▶ _The task_: Find every line in the records below that holds the word "Jüngere" and copy it.

▶ _Data provided_:
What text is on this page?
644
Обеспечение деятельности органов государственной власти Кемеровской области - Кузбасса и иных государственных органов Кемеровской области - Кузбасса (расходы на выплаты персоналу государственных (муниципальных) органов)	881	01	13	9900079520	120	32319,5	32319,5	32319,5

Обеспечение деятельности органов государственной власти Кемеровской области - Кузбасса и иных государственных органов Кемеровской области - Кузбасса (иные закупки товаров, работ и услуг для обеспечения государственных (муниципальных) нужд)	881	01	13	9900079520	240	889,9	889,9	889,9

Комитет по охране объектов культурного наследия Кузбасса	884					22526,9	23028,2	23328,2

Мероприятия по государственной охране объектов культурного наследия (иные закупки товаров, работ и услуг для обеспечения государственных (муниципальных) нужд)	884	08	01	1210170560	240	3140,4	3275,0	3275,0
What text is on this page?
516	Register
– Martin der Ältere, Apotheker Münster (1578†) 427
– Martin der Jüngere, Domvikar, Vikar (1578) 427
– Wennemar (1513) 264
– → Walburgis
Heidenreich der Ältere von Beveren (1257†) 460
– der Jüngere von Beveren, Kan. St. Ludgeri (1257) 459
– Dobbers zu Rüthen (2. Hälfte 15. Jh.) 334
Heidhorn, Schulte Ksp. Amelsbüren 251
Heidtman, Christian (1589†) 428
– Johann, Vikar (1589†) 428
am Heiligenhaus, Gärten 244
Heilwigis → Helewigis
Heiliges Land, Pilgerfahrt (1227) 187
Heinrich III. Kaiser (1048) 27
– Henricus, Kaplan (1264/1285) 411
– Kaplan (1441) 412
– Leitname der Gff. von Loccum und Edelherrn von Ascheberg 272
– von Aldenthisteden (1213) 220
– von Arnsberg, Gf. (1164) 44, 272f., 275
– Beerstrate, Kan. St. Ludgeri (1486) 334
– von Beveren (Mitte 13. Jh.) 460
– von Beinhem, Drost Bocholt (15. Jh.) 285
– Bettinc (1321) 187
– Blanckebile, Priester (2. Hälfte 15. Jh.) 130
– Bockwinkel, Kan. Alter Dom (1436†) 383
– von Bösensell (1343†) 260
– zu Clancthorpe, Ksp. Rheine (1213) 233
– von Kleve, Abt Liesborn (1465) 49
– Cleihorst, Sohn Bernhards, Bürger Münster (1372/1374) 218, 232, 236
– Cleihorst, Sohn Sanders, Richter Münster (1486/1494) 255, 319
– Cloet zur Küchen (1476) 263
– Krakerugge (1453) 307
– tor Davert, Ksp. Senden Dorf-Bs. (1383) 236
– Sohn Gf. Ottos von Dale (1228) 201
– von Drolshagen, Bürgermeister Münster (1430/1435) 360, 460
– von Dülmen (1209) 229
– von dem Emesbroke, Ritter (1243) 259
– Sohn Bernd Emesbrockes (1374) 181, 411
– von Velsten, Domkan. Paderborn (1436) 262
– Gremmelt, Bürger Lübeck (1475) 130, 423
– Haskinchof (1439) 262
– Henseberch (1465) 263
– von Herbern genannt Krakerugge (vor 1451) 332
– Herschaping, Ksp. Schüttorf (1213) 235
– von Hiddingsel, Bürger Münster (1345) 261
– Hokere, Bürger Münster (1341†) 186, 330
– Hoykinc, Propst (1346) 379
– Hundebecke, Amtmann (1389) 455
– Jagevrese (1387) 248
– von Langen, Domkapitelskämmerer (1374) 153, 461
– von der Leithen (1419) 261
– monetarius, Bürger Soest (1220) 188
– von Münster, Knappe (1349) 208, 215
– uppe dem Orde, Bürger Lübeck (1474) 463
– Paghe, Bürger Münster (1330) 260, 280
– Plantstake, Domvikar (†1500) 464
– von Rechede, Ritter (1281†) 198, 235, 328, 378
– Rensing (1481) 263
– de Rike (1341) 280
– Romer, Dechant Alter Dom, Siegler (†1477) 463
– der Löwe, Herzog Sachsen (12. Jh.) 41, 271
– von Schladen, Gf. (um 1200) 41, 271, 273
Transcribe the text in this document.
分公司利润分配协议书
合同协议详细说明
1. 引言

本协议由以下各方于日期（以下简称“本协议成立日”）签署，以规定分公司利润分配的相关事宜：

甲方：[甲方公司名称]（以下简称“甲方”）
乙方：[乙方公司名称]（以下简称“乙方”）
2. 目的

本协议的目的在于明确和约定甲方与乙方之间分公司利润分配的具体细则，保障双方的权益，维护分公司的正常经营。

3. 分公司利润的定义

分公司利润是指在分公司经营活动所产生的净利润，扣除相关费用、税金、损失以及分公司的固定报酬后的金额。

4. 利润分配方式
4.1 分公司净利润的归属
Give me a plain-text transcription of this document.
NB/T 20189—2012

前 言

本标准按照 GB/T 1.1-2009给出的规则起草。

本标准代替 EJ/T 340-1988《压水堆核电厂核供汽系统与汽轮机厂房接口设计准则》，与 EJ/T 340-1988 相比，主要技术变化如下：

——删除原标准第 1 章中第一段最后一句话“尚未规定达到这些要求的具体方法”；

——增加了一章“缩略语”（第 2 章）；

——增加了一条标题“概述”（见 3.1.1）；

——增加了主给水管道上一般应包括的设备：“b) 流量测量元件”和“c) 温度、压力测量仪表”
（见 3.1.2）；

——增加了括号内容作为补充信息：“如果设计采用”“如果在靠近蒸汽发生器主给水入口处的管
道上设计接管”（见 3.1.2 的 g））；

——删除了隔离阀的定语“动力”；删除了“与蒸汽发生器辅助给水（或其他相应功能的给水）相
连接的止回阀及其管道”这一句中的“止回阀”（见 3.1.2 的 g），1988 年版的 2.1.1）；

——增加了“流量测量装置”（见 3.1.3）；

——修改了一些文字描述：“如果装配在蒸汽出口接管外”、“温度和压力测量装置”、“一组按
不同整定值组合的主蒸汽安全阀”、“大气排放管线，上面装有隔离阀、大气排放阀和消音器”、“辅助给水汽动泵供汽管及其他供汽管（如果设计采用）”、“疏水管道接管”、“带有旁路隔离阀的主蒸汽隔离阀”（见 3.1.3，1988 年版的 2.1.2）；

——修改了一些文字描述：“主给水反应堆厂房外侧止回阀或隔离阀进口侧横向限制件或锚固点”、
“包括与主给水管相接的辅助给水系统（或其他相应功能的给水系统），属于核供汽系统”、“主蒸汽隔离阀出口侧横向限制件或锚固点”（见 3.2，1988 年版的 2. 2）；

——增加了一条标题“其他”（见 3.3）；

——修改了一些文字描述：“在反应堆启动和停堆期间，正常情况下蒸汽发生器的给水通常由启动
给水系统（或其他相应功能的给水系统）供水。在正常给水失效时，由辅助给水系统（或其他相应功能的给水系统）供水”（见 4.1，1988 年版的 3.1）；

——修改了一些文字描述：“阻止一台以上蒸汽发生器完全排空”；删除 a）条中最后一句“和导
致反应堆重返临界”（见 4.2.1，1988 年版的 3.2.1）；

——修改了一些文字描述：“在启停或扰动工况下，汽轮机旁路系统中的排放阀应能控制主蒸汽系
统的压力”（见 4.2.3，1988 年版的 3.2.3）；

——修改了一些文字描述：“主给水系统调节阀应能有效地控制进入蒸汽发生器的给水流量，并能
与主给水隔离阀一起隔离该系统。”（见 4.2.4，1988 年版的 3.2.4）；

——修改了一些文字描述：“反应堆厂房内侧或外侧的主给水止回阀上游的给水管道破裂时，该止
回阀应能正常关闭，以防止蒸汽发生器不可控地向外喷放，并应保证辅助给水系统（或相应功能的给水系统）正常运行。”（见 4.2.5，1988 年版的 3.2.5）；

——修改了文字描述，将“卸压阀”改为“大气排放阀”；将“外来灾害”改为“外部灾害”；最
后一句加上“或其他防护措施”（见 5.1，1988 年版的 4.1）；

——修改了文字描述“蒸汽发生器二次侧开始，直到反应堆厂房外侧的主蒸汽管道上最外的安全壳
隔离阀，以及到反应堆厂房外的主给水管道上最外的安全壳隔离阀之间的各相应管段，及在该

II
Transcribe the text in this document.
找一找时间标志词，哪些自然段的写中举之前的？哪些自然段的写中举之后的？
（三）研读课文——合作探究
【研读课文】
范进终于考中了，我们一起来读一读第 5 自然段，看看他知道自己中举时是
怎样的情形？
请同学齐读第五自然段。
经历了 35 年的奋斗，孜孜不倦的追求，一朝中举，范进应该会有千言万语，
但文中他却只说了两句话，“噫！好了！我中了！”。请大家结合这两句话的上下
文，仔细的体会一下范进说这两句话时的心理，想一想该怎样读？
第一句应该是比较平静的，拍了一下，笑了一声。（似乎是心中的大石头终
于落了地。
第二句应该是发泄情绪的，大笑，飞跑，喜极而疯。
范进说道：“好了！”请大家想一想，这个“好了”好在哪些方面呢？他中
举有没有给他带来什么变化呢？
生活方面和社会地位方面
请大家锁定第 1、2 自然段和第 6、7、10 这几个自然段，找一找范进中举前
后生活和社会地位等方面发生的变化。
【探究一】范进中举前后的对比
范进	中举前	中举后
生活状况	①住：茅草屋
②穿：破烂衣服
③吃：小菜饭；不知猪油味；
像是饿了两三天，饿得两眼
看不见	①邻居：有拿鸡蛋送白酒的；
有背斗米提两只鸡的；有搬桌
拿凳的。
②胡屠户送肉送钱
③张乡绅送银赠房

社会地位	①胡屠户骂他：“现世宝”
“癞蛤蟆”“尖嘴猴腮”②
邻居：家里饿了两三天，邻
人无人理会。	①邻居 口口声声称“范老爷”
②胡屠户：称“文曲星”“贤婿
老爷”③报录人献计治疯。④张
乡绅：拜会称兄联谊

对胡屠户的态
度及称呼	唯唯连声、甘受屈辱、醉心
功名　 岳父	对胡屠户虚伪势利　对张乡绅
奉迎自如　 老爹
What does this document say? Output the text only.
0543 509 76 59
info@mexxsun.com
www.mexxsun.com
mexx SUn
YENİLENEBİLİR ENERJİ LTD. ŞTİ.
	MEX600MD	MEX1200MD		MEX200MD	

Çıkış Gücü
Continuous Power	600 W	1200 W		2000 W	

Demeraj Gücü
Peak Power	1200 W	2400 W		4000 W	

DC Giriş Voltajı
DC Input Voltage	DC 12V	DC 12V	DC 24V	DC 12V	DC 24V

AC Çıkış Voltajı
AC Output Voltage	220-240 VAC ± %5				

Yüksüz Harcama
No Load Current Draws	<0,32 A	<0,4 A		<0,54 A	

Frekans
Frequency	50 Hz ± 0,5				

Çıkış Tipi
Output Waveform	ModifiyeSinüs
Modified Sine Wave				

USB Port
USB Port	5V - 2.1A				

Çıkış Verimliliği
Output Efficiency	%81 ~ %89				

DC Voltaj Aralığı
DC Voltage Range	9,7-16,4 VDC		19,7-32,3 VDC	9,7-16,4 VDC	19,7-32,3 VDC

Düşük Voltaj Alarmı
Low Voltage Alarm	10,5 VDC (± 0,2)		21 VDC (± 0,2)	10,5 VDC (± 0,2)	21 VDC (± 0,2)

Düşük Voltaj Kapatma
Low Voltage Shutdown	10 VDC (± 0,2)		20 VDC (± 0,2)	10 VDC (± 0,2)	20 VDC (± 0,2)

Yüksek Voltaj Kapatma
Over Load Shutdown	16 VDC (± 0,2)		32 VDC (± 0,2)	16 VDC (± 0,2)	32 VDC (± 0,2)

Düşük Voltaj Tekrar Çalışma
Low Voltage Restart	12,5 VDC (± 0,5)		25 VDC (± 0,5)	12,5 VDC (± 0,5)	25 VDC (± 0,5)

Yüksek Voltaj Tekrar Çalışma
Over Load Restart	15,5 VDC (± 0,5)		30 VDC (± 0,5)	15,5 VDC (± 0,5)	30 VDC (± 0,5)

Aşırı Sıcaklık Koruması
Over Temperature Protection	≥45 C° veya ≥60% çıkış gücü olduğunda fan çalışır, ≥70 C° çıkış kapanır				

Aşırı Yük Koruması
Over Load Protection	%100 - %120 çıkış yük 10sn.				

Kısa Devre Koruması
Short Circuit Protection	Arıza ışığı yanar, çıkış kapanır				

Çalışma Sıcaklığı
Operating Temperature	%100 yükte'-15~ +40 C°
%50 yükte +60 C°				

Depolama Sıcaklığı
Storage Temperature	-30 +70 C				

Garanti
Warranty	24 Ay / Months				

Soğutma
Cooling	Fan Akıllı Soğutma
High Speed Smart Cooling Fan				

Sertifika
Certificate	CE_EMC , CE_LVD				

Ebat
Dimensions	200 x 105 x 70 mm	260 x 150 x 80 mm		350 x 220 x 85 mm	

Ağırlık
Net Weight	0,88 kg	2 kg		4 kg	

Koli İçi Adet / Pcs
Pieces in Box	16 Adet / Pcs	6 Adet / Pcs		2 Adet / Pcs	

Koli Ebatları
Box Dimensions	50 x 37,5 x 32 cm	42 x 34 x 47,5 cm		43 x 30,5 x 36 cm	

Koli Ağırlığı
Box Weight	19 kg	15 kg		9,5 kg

▶ _Written solution_:
– Martin der Jüngere, Domvikar, Vikar (1578) 427
– der Jüngere von Beveren, Kan. St. Ludgeri (1257) 459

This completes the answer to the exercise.